WHAT YOU NEED TO DO → All the entries need to be quoted exactly, apart from the pictures, which you should drop.

(Dataset excerpt)
________________________________________
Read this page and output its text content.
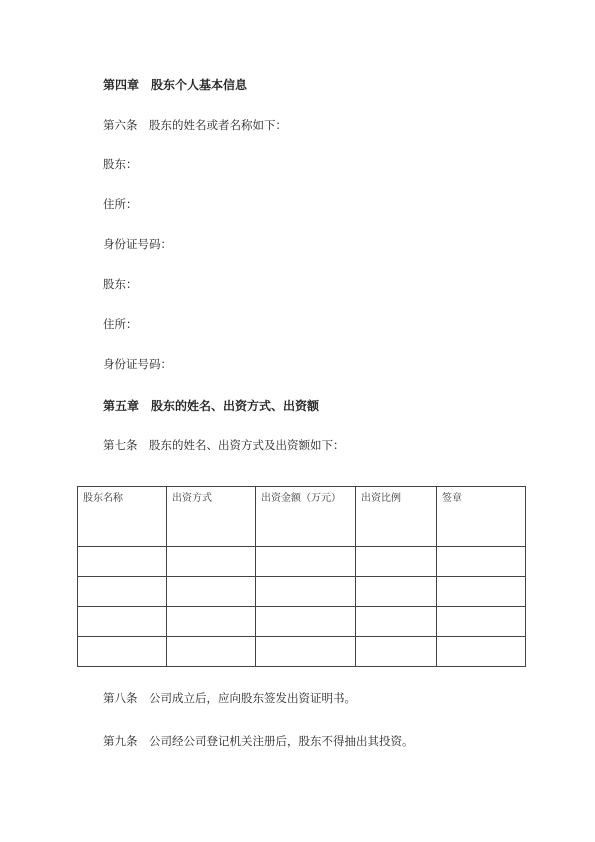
第四章　股东个人基本信息
第六条　股东的姓名或者名称如下：
股东：
住所：
身份证号码：
股东：
住所：
身份证号码：
第五章　股东的姓名、出资方式、出资额
第七条　股东的姓名、出资方式及出资额如下：
股东名称	出资方式	出资金额（万元）	出资比例	签章

第八条　公司成立后，应向股东签发出资证明书。
第九条　公司经公司登记机关注册后，股东不得抽出其投资。
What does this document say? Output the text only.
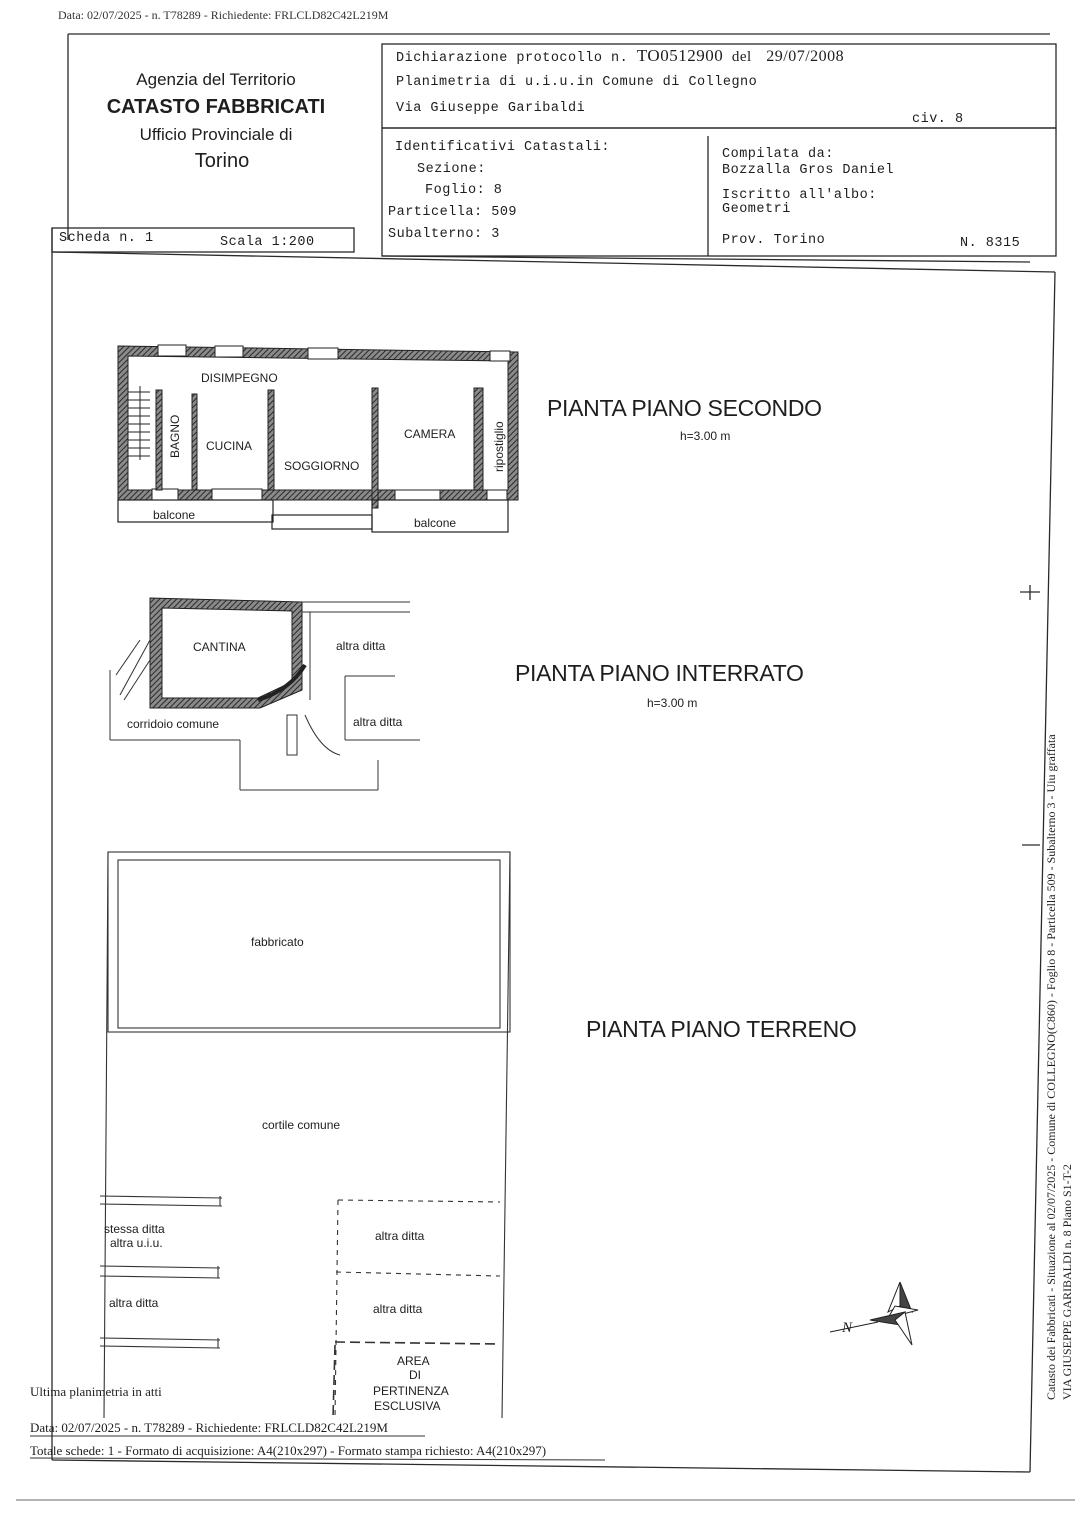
Data: 02/07/2025 - n. T78289 - Richiedente: FRLCLD82C42L219M
Agenzia del Territorio
CATASTO FABBRICATI
Ufficio Provinciale di
Torino
Dichiarazione protocollo n. TO0512900 del 29/07/2008
Planimetria di u.i.u.in Comune di Collegno
Via Giuseppe Garibaldi
civ. 8
Identificativi Catastali:
Sezione:
Foglio: 8
Particella: 509
Subalterno: 3
Compilata da:
Bozzalla Gros Daniel
Iscritto all'albo:
Geometri
Prov. Torino	N. 8315
Scheda n. 1	Scala 1:200
PIANTA PIANO SECONDO
h=3.00 m
DISIMPEGNO
CUCINA
SOGGIORNO
CAMERA
BAGNO	ripostiglio
balcone
balcone
PIANTA PIANO INTERRATO
h=3.00 m
CANTINA	altra ditta
altra ditta
corridoio comune
PIANTA PIANO TERRENO
fabbricato
cortile comune
stessa ditta
altra u.i.u.
altra ditta
altra ditta
altra ditta
AREA
DI
PERTINENZA
ESCLUSIVA
N
Ultima planimetria in atti
Data: 02/07/2025 - n. T78289 - Richiedente: FRLCLD82C42L219M
Totale schede: 1 - Formato di acquisizione: A4(210x297) - Formato stampa richiesto: A4(210x297)
Catasto dei Fabbricati - Situazione al 02/07/2025 - Comune di COLLEGNO(C860) - Foglio 8 - Particella 509 - Subalterno 3 - Uiu graffata VIA GIUSEPPE GARIBALDI n. 8 Piano S1-T-2
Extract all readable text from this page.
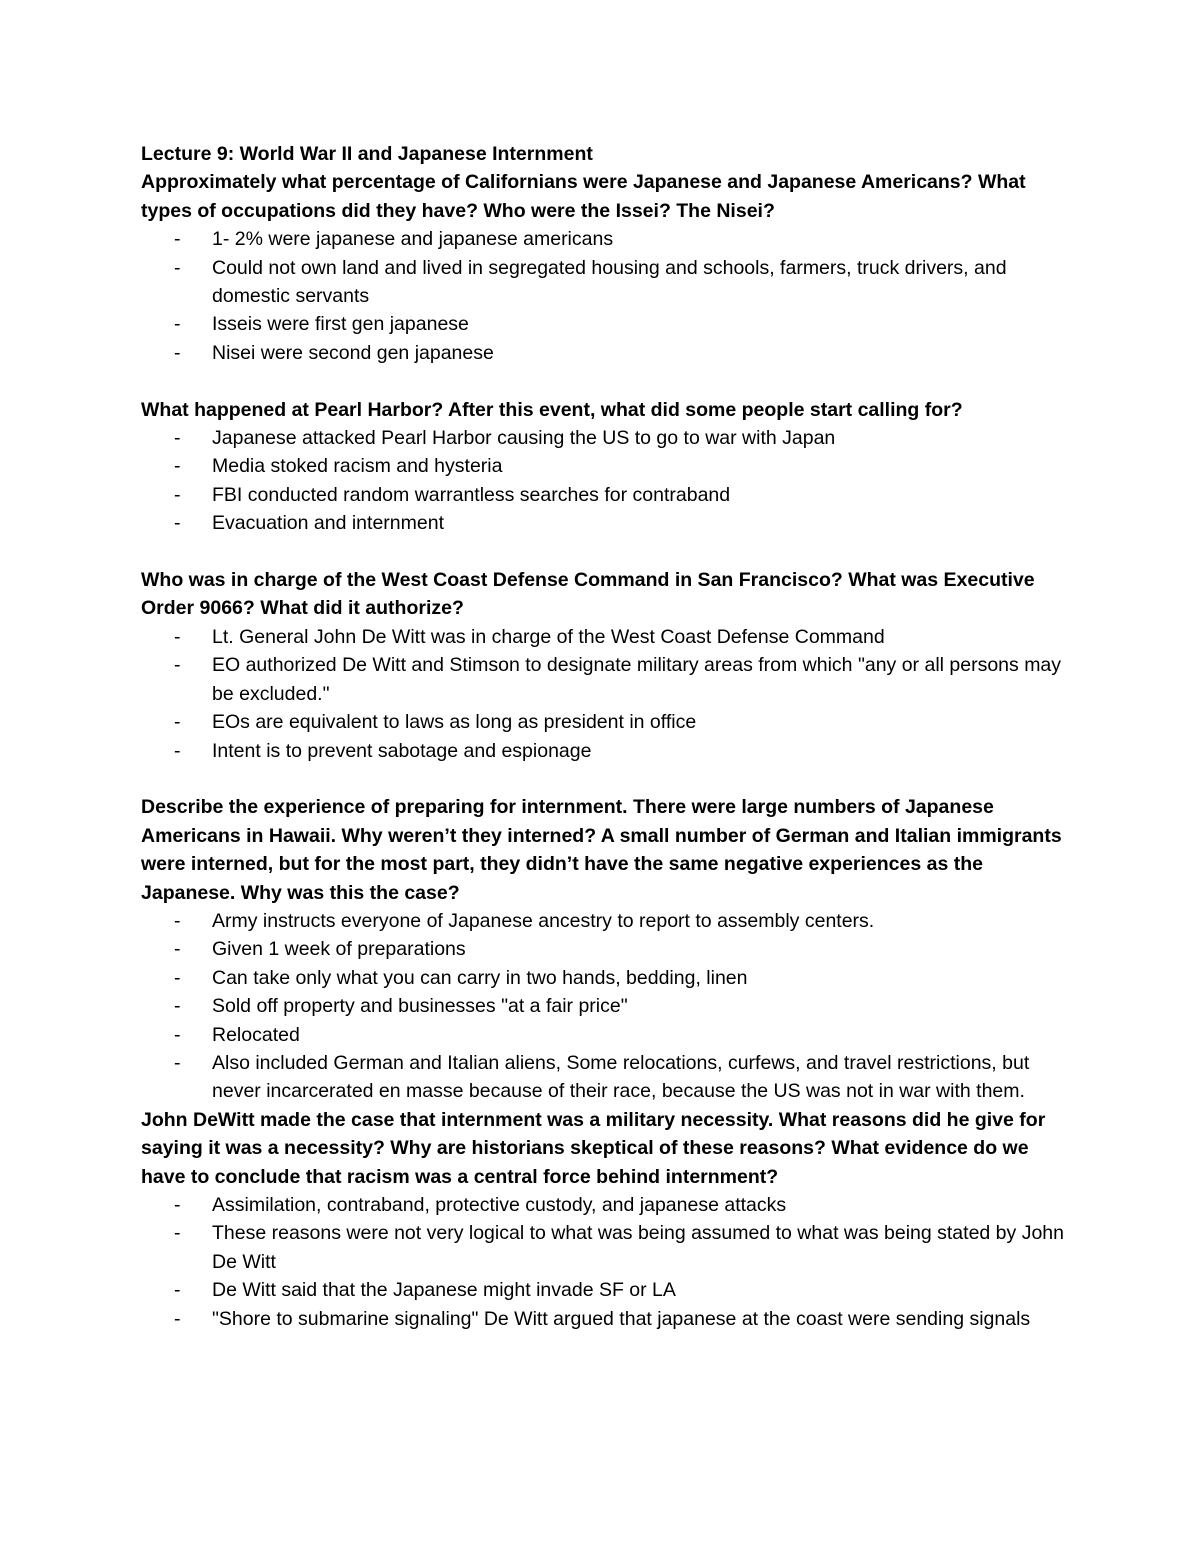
Lecture 9: World War II and Japanese Internment

Approximately what percentage of Californians were Japanese and Japanese Americans? What types of occupations did they have? Who were the Issei? The Nisei?

- 1- 2% were japanese and japanese americans
- Could not own land and lived in segregated housing and schools, farmers, truck drivers, and domestic servants
- Isseis were first gen japanese
- Nisei were second gen japanese

What happened at Pearl Harbor? After this event, what did some people start calling for?

- Japanese attacked Pearl Harbor causing the US to go to war with Japan
- Media stoked racism and hysteria
- FBI conducted random warrantless searches for contraband
- Evacuation and internment

Who was in charge of the West Coast Defense Command in San Francisco? What was Executive Order 9066? What did it authorize?

- Lt. General John De Witt was in charge of the West Coast Defense Command
- EO authorized De Witt and Stimson to designate military areas from which "any or all persons may be excluded."
- EOs are equivalent to laws as long as president in office
- Intent is to prevent sabotage and espionage

Describe the experience of preparing for internment. There were large numbers of Japanese Americans in Hawaii. Why weren’t they interned? A small number of German and Italian immigrants were interned, but for the most part, they didn’t have the same negative experiences as the Japanese. Why was this the case?

- Army instructs everyone of Japanese ancestry to report to assembly centers.
- Given 1 week of preparations
- Can take only what you can carry in two hands, bedding, linen
- Sold off property and businesses "at a fair price"
- Relocated
- Also included German and Italian aliens, Some relocations, curfews, and travel restrictions, but never incarcerated en masse because of their race, because the US was not in war with them.

John DeWitt made the case that internment was a military necessity. What reasons did he give for saying it was a necessity? Why are historians skeptical of these reasons? What evidence do we have to conclude that racism was a central force behind internment?

- Assimilation, contraband, protective custody, and japanese attacks
- These reasons were not very logical to what was being assumed to what was being stated by John De Witt
- De Witt said that the Japanese might invade SF or LA
- "Shore to submarine signaling" De Witt argued that japanese at the coast were sending signals
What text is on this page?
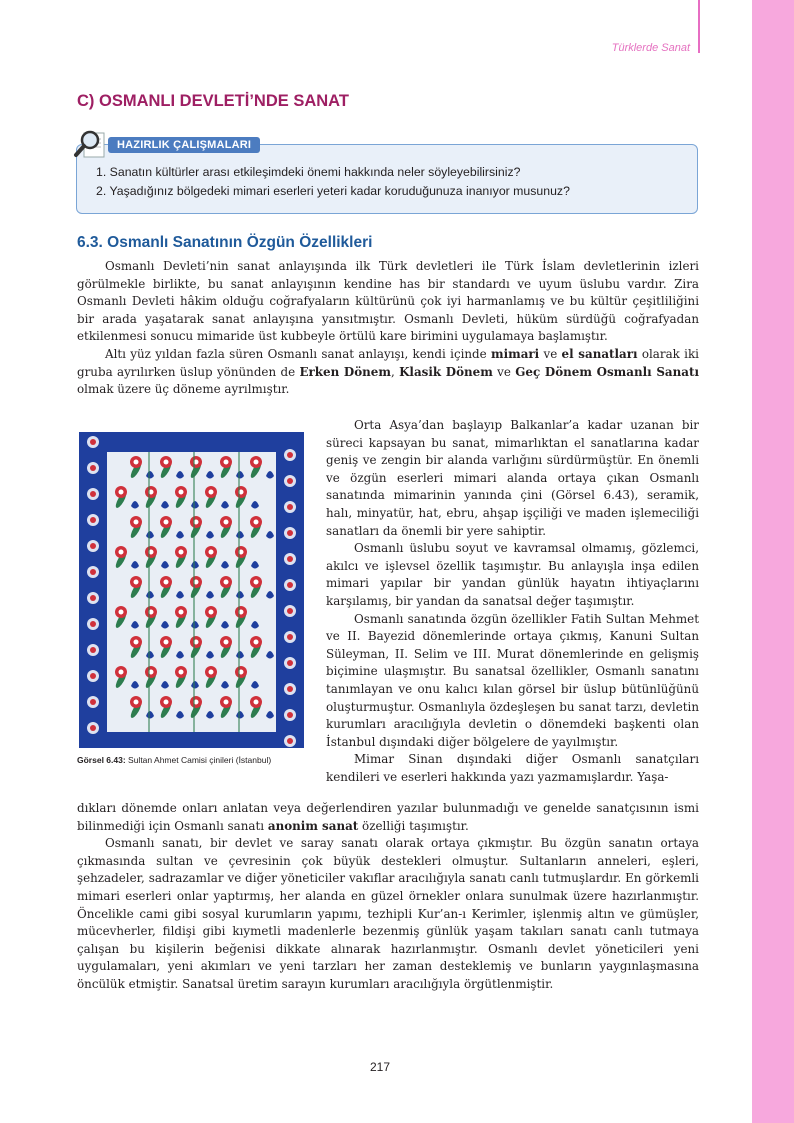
Türklerde Sanat
C) OSMANLI DEVLETİ’NDE SANAT
HAZIRLIK ÇALIŞMALARI
1. Sanatın kültürler arası etkileşimdeki önemi hakkında neler söyleyebilirsiniz?
2. Yaşadığınız bölgedeki mimari eserleri yeteri kadar koruduğunuza inanıyor musunuz?
6.3. Osmanlı Sanatının Özgün Özellikleri

Osmanlı Devleti’nin sanat anlayışında ilk Türk devletleri ile Türk İslam devletlerinin izleri görülmekle birlikte, bu sanat anlayışının kendine has bir standardı ve uyum üslubu vardır. Zira Osmanlı Devleti hâkim olduğu coğrafyaların kültürünü çok iyi harmanlamış ve bu kültür çeşitliliğini bir arada yaşatarak sanat anlayışına yansıtmıştır. Osmanlı Devleti, hüküm sürdüğü coğrafyadan etkilenmesi sonucu mimaride üst kubbeyle örtülü kare birimini uygulamaya başlamıştır.

Altı yüz yıldan fazla süren Osmanlı sanat anlayışı, kendi içinde mimari ve el sanatları olarak iki gruba ayrılırken üslup yönünden de Erken Dönem, Klasik Dönem ve Geç Dönem Osmanlı Sanatı olmak üzere üç döneme ayrılmıştır.

Görsel 6.43: Sultan Ahmet Camisi çinileri (İstanbul)

Orta Asya’dan başlayıp Balkanlar’a kadar uzanan bir süreci kapsayan bu sanat, mimarlıktan el sanatlarına kadar geniş ve zengin bir alanda varlığını sürdürmüştür. En önemli ve özgün eserleri mimari alanda ortaya çıkan Osmanlı sanatında mimarinin yanında çini (Görsel 6.43), seramik, halı, minyatür, hat, ebru, ahşap işçiliği ve maden işlemeciliği sanatları da önemli bir yere sahiptir.

Osmanlı üslubu soyut ve kavramsal olmamış, gözlemci, akılcı ve işlevsel özellik taşımıştır. Bu anlayışla inşa edilen mimari yapılar bir yandan günlük hayatın ihtiyaçlarını karşılamış, bir yandan da sanatsal değer taşımıştır.

Osmanlı sanatında özgün özellikler Fatih Sultan Mehmet ve II. Bayezid dönemlerinde ortaya çıkmış, Kanuni Sultan Süleyman, II. Selim ve III. Murat dönemlerinde en gelişmiş biçimine ulaşmıştır. Bu sanatsal özellikler, Osmanlı sanatını tanımlayan ve onu kalıcı kılan görsel bir üslup bütünlüğünü oluşturmuştur. Osmanlıyla özdeşleşen bu sanat tarzı, devletin kurumları aracılığıyla devletin o dönemdeki başkenti olan İstanbul dışındaki diğer bölgelere de yayılmıştır.

Mimar Sinan dışındaki diğer Osmanlı sanatçıları kendileri ve eserleri hakkında yazı yazmamışlardır. Yaşa-

dıkları dönemde onları anlatan veya değerlendiren yazılar bulunmadığı ve genelde sanatçısının ismi bilinmediği için Osmanlı sanatı anonim sanat özelliği taşımıştır.

Osmanlı sanatı, bir devlet ve saray sanatı olarak ortaya çıkmıştır. Bu özgün sanatın ortaya çıkmasında sultan ve çevresinin çok büyük destekleri olmuştur. Sultanların anneleri, eşleri, şehzadeler, sadrazamlar ve diğer yöneticiler vakıflar aracılığıyla sanatı canlı tutmuşlardır. En görkemli mimari eserleri onlar yaptırmış, her alanda en güzel örnekler onlara sunulmak üzere hazırlanmıştır. Öncelikle cami gibi sosyal kurumların yapımı, tezhipli Kur’an-ı Kerimler, işlenmiş altın ve gümüşler, mücevherler, fildişi gibi kıymetli madenlerle bezenmiş günlük yaşam takıları sanatı canlı tutmaya çalışan bu kişilerin beğenisi dikkate alınarak hazırlanmıştır. Osmanlı devlet yöneticileri yeni uygulamaları, yeni akımları ve yeni tarzları her zaman desteklemiş ve bunların yaygınlaşmasına öncülük etmiştir. Sanatsal üretim sarayın kurumları aracılığıyla örgütlenmiştir.

217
________________________________________
FINAL RESULT →
Read this page and output its text content.
第四章　股东个人基本信息
第六条　股东的姓名或者名称如下：
股东：
住所：
身份证号码：
股东：
住所：
身份证号码：
第五章　股东的姓名、出资方式、出资额
第七条　股东的姓名、出资方式及出资额如下：
股东名称	出资方式	出资金额（万元）	出资比例	签章

第八条　公司成立后，应向股东签发出资证明书。
第九条　公司经公司登记机关注册后，股东不得抽出其投资。
What does this document say? Output the text only.
Data: 02/07/2025 - n. T78289 - Richiedente: FRLCLD82C42L219M
Agenzia del Territorio
CATASTO FABBRICATI
Ufficio Provinciale di
Torino
Dichiarazione protocollo n. TO0512900 del 29/07/2008
Planimetria di u.i.u.in Comune di Collegno
Via Giuseppe Garibaldi
civ. 8
Identificativi Catastali:
Sezione:
Foglio: 8
Particella: 509
Subalterno: 3
Compilata da:
Bozzalla Gros Daniel
Iscritto all'albo:
Geometri
Prov. Torino	N. 8315
Scheda n. 1	Scala 1:200
PIANTA PIANO SECONDO
h=3.00 m
DISIMPEGNO
CUCINA
SOGGIORNO
CAMERA
BAGNO	ripostiglio
balcone
balcone
PIANTA PIANO INTERRATO
h=3.00 m
CANTINA	altra ditta
altra ditta
corridoio comune
PIANTA PIANO TERRENO
fabbricato
cortile comune
stessa ditta
altra u.i.u.
altra ditta
altra ditta
altra ditta
AREA
DI
PERTINENZA
ESCLUSIVA
N
Ultima planimetria in atti
Data: 02/07/2025 - n. T78289 - Richiedente: FRLCLD82C42L219M
Totale schede: 1 - Formato di acquisizione: A4(210x297) - Formato stampa richiesto: A4(210x297)
Catasto dei Fabbricati - Situazione al 02/07/2025 - Comune di COLLEGNO(C860) - Foglio 8 - Particella 509 - Subalterno 3 - Uiu graffata VIA GIUSEPPE GARIBALDI n. 8 Piano S1-T-2
Extract all readable text from this page.
Lecture 9: World War II and Japanese Internment

Approximately what percentage of Californians were Japanese and Japanese Americans? What types of occupations did they have? Who were the Issei? The Nisei?

- 1- 2% were japanese and japanese americans
- Could not own land and lived in segregated housing and schools, farmers, truck drivers, and domestic servants
- Isseis were first gen japanese
- Nisei were second gen japanese

What happened at Pearl Harbor? After this event, what did some people start calling for?

- Japanese attacked Pearl Harbor causing the US to go to war with Japan
- Media stoked racism and hysteria
- FBI conducted random warrantless searches for contraband
- Evacuation and internment

Who was in charge of the West Coast Defense Command in San Francisco? What was Executive Order 9066? What did it authorize?

- Lt. General John De Witt was in charge of the West Coast Defense Command
- EO authorized De Witt and Stimson to designate military areas from which "any or all persons may be excluded."
- EOs are equivalent to laws as long as president in office
- Intent is to prevent sabotage and espionage

Describe the experience of preparing for internment. There were large numbers of Japanese Americans in Hawaii. Why weren’t they interned? A small number of German and Italian immigrants were interned, but for the most part, they didn’t have the same negative experiences as the Japanese. Why was this the case?

- Army instructs everyone of Japanese ancestry to report to assembly centers.
- Given 1 week of preparations
- Can take only what you can carry in two hands, bedding, linen
- Sold off property and businesses "at a fair price"
- Relocated
- Also included German and Italian aliens, Some relocations, curfews, and travel restrictions, but never incarcerated en masse because of their race, because the US was not in war with them.

John DeWitt made the case that internment was a military necessity. What reasons did he give for saying it was a necessity? Why are historians skeptical of these reasons? What evidence do we have to conclude that racism was a central force behind internment?

- Assimilation, contraband, protective custody, and japanese attacks
- These reasons were not very logical to what was being assumed to what was being stated by John De Witt
- De Witt said that the Japanese might invade SF or LA
- "Shore to submarine signaling" De Witt argued that japanese at the coast were sending signals
What text is on this page?
Türklerde Sanat
C) OSMANLI DEVLETİ’NDE SANAT
HAZIRLIK ÇALIŞMALARI
1. Sanatın kültürler arası etkileşimdeki önemi hakkında neler söyleyebilirsiniz?
2. Yaşadığınız bölgedeki mimari eserleri yeteri kadar koruduğunuza inanıyor musunuz?
6.3. Osmanlı Sanatının Özgün Özellikleri

Osmanlı Devleti’nin sanat anlayışında ilk Türk devletleri ile Türk İslam devletlerinin izleri görülmekle birlikte, bu sanat anlayışının kendine has bir standardı ve uyum üslubu vardır. Zira Osmanlı Devleti hâkim olduğu coğrafyaların kültürünü çok iyi harmanlamış ve bu kültür çeşitliliğini bir arada yaşatarak sanat anlayışına yansıtmıştır. Osmanlı Devleti, hüküm sürdüğü coğrafyadan etkilenmesi sonucu mimaride üst kubbeyle örtülü kare birimini uygulamaya başlamıştır.

Altı yüz yıldan fazla süren Osmanlı sanat anlayışı, kendi içinde mimari ve el sanatları olarak iki gruba ayrılırken üslup yönünden de Erken Dönem, Klasik Dönem ve Geç Dönem Osmanlı Sanatı olmak üzere üç döneme ayrılmıştır.

Görsel 6.43: Sultan Ahmet Camisi çinileri (İstanbul)

Orta Asya’dan başlayıp Balkanlar’a kadar uzanan bir süreci kapsayan bu sanat, mimarlıktan el sanatlarına kadar geniş ve zengin bir alanda varlığını sürdürmüştür. En önemli ve özgün eserleri mimari alanda ortaya çıkan Osmanlı sanatında mimarinin yanında çini (Görsel 6.43), seramik, halı, minyatür, hat, ebru, ahşap işçiliği ve maden işlemeciliği sanatları da önemli bir yere sahiptir.

Osmanlı üslubu soyut ve kavramsal olmamış, gözlemci, akılcı ve işlevsel özellik taşımıştır. Bu anlayışla inşa edilen mimari yapılar bir yandan günlük hayatın ihtiyaçlarını karşılamış, bir yandan da sanatsal değer taşımıştır.

Osmanlı sanatında özgün özellikler Fatih Sultan Mehmet ve II. Bayezid dönemlerinde ortaya çıkmış, Kanuni Sultan Süleyman, II. Selim ve III. Murat dönemlerinde en gelişmiş biçimine ulaşmıştır. Bu sanatsal özellikler, Osmanlı sanatını tanımlayan ve onu kalıcı kılan görsel bir üslup bütünlüğünü oluşturmuştur. Osmanlıyla özdeşleşen bu sanat tarzı, devletin kurumları aracılığıyla devletin o dönemdeki başkenti olan İstanbul dışındaki diğer bölgelere de yayılmıştır.

Mimar Sinan dışındaki diğer Osmanlı sanatçıları kendileri ve eserleri hakkında yazı yazmamışlardır. Yaşa-

dıkları dönemde onları anlatan veya değerlendiren yazılar bulunmadığı ve genelde sanatçısının ismi bilinmediği için Osmanlı sanatı anonim sanat özelliği taşımıştır.

Osmanlı sanatı, bir devlet ve saray sanatı olarak ortaya çıkmıştır. Bu özgün sanatın ortaya çıkmasında sultan ve çevresinin çok büyük destekleri olmuştur. Sultanların anneleri, eşleri, şehzadeler, sadrazamlar ve diğer yöneticiler vakıflar aracılığıyla sanatı canlı tutmuşlardır. En görkemli mimari eserleri onlar yaptırmış, her alanda en güzel örnekler onlara sunulmak üzere hazırlanmıştır. Öncelikle cami gibi sosyal kurumların yapımı, tezhipli Kur’an-ı Kerimler, işlenmiş altın ve gümüşler, mücevherler, fildişi gibi kıymetli madenlerle bezenmiş günlük yaşam takıları sanatı canlı tutmaya çalışan bu kişilerin beğenisi dikkate alınarak hazırlanmıştır. Osmanlı devlet yöneticileri yeni uygulamaları, yeni akımları ve yeni tarzları her zaman desteklemiş ve bunların yaygınlaşmasına öncülük etmiştir. Sanatsal üretim sarayın kurumları aracılığıyla örgütlenmiştir.

217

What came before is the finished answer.